Copy out all lines carrying the word "Antal".

--- Provided data ---

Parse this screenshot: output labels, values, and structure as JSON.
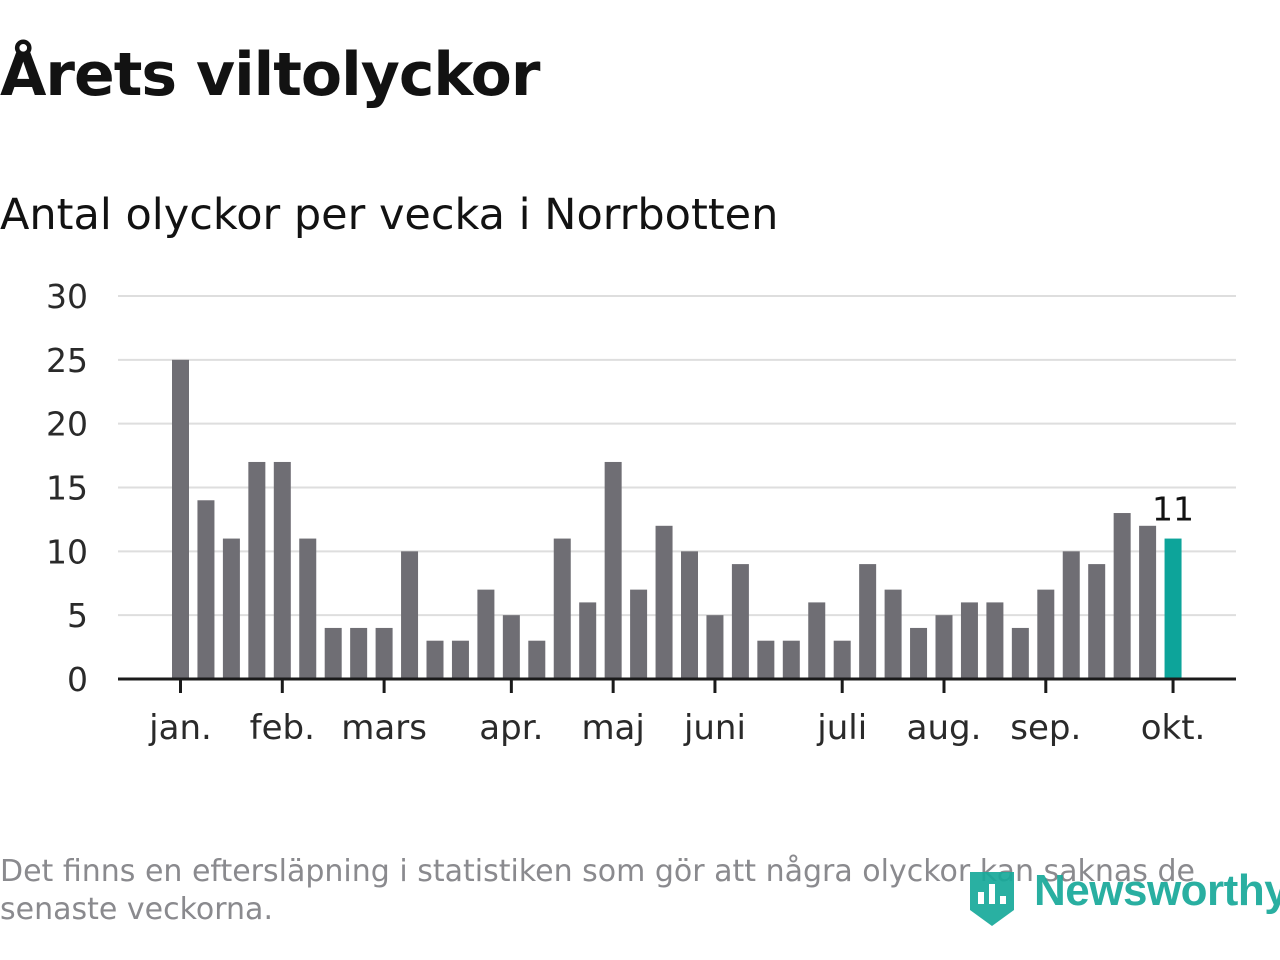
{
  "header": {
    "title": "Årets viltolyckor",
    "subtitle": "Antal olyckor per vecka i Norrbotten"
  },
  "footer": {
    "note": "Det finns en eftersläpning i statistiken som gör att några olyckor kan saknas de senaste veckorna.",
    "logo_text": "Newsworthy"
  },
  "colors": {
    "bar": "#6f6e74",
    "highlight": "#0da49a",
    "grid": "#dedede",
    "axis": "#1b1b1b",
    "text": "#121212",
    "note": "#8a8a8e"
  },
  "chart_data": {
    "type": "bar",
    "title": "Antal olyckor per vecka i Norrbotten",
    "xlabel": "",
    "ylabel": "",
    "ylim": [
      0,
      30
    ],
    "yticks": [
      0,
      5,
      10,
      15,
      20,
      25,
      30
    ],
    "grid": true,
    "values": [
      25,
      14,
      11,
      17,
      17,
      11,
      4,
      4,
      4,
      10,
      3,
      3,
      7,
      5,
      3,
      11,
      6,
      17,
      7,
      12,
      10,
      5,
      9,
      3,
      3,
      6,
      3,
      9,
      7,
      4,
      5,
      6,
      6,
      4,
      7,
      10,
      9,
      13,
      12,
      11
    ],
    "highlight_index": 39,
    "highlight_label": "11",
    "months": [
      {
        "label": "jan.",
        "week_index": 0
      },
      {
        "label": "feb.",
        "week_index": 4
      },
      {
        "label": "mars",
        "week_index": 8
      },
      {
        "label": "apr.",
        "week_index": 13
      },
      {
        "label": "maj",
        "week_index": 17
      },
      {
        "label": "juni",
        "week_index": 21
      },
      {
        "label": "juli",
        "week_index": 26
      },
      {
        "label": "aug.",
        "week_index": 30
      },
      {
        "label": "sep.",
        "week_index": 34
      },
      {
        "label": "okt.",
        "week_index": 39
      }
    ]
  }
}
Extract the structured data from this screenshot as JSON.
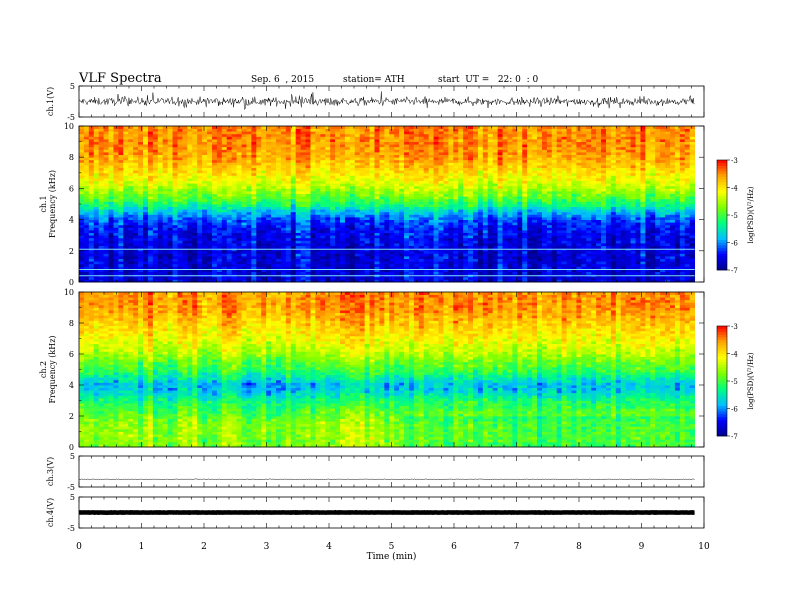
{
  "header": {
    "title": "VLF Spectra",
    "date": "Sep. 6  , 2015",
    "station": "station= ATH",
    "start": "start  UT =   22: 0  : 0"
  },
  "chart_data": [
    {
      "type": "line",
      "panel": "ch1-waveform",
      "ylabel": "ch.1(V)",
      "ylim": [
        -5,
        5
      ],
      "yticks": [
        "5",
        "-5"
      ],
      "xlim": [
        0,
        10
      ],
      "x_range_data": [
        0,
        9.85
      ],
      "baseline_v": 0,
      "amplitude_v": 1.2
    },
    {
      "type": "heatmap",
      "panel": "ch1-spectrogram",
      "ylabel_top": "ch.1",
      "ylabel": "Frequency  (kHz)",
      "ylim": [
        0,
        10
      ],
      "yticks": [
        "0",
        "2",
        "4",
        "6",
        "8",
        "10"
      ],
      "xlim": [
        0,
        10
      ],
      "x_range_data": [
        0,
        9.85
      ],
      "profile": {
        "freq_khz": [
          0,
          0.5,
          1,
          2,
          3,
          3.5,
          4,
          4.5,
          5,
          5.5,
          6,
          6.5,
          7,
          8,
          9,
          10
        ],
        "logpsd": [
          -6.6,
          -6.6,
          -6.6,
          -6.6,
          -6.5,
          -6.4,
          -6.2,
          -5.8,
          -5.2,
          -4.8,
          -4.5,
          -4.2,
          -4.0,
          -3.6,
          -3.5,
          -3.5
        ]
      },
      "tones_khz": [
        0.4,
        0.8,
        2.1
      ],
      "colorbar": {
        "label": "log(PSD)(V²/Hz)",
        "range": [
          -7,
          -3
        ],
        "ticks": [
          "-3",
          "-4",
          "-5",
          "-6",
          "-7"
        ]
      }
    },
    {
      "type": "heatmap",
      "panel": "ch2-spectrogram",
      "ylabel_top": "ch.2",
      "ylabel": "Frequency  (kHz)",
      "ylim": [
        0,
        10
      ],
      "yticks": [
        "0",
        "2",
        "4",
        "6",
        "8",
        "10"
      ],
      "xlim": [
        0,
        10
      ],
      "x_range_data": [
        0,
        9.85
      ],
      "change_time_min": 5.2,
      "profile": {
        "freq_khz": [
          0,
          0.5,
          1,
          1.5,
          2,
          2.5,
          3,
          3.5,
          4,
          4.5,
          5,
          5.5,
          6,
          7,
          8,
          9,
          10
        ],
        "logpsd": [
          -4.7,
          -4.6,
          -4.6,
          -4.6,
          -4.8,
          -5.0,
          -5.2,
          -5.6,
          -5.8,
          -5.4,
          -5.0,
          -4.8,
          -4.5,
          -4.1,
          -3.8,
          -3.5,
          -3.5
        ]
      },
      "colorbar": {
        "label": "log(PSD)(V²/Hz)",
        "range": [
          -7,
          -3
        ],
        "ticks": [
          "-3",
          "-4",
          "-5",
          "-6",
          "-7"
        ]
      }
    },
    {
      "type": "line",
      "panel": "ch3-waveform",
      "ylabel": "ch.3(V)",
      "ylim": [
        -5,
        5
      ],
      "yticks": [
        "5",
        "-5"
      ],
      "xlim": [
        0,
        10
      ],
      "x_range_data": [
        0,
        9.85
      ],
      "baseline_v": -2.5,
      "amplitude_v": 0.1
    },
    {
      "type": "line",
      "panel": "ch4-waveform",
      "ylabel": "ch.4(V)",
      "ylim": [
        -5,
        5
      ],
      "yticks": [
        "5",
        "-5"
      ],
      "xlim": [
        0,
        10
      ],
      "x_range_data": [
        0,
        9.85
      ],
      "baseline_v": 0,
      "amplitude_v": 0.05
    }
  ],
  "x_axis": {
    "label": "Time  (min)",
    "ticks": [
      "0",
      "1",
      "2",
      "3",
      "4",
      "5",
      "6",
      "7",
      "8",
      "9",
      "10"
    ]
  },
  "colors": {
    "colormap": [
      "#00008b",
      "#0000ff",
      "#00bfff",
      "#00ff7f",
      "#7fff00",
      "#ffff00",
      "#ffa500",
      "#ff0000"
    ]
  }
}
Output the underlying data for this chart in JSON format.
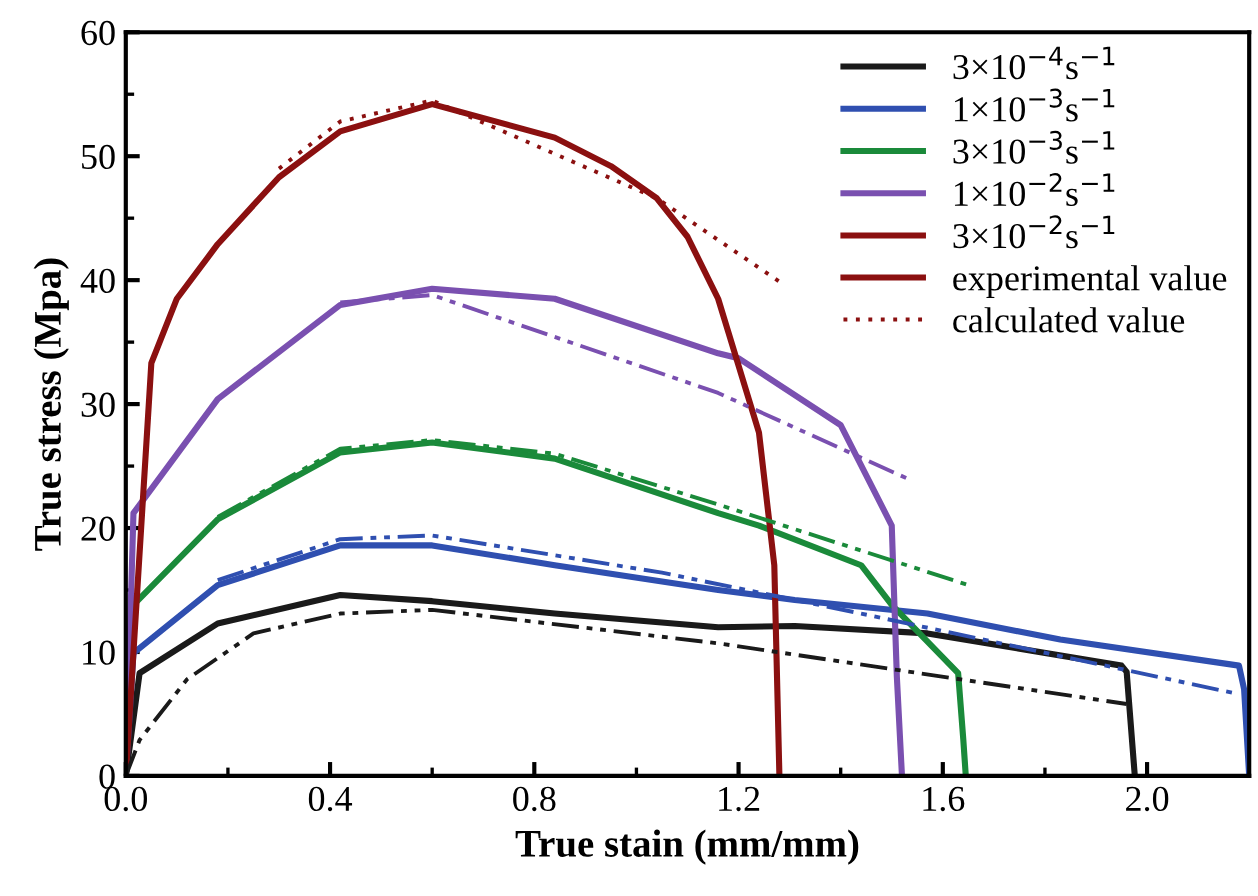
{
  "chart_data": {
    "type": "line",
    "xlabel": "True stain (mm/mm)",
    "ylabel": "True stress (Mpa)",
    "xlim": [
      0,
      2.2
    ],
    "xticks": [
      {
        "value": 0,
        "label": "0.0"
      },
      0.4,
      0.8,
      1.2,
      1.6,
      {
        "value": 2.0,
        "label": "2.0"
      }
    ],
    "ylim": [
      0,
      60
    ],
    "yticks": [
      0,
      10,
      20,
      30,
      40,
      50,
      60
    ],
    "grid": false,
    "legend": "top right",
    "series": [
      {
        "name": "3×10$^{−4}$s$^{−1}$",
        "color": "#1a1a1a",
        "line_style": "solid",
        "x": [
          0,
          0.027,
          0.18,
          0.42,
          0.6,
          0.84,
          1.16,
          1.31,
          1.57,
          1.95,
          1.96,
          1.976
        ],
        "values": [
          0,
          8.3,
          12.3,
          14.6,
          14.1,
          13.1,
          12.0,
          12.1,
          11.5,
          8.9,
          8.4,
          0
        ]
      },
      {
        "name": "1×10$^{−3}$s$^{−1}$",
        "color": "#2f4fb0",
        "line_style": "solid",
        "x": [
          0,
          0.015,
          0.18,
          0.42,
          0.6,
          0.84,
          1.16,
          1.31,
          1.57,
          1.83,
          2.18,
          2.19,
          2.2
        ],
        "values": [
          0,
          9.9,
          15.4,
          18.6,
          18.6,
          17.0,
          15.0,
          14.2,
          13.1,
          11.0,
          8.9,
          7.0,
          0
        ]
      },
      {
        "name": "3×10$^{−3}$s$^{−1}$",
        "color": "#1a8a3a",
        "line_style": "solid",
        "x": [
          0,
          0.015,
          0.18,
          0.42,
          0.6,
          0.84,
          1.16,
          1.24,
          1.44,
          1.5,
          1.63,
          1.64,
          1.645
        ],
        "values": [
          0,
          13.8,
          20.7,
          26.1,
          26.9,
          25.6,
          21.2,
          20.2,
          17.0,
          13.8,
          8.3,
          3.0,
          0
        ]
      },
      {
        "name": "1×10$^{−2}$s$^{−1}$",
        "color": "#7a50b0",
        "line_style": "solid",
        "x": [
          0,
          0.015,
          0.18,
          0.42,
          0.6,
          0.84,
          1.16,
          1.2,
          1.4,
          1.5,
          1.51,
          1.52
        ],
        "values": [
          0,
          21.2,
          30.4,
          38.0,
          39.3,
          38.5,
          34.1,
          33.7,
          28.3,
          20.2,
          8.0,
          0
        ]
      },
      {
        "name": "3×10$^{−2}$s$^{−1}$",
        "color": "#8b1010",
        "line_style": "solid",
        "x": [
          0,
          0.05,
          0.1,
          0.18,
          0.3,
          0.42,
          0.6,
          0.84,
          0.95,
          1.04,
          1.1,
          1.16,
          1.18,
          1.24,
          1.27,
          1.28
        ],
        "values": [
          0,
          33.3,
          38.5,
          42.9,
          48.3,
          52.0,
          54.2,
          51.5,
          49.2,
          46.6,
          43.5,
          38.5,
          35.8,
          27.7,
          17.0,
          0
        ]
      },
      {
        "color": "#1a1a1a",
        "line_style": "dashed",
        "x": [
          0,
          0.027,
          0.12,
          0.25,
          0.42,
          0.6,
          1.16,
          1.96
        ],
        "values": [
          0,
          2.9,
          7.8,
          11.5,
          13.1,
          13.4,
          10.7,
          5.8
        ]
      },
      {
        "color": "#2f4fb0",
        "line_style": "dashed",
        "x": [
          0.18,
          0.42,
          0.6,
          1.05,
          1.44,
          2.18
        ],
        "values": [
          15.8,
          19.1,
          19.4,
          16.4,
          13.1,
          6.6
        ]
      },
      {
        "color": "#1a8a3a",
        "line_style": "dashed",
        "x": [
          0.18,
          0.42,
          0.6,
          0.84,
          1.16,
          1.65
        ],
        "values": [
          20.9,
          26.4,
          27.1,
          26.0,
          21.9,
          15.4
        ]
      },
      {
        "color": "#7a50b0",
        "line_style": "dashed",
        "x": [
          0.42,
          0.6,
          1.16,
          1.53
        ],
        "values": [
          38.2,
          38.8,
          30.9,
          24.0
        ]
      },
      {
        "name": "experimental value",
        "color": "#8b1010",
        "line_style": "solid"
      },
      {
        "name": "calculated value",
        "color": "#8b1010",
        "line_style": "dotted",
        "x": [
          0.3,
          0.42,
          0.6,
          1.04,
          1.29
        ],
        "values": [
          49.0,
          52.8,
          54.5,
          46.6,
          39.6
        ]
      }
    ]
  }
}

---

Reply to the task:
    "subtitle": "Antal olyckor per vecka i Norrbotten"
    "title": "Antal olyckor per vecka i Norrbotten",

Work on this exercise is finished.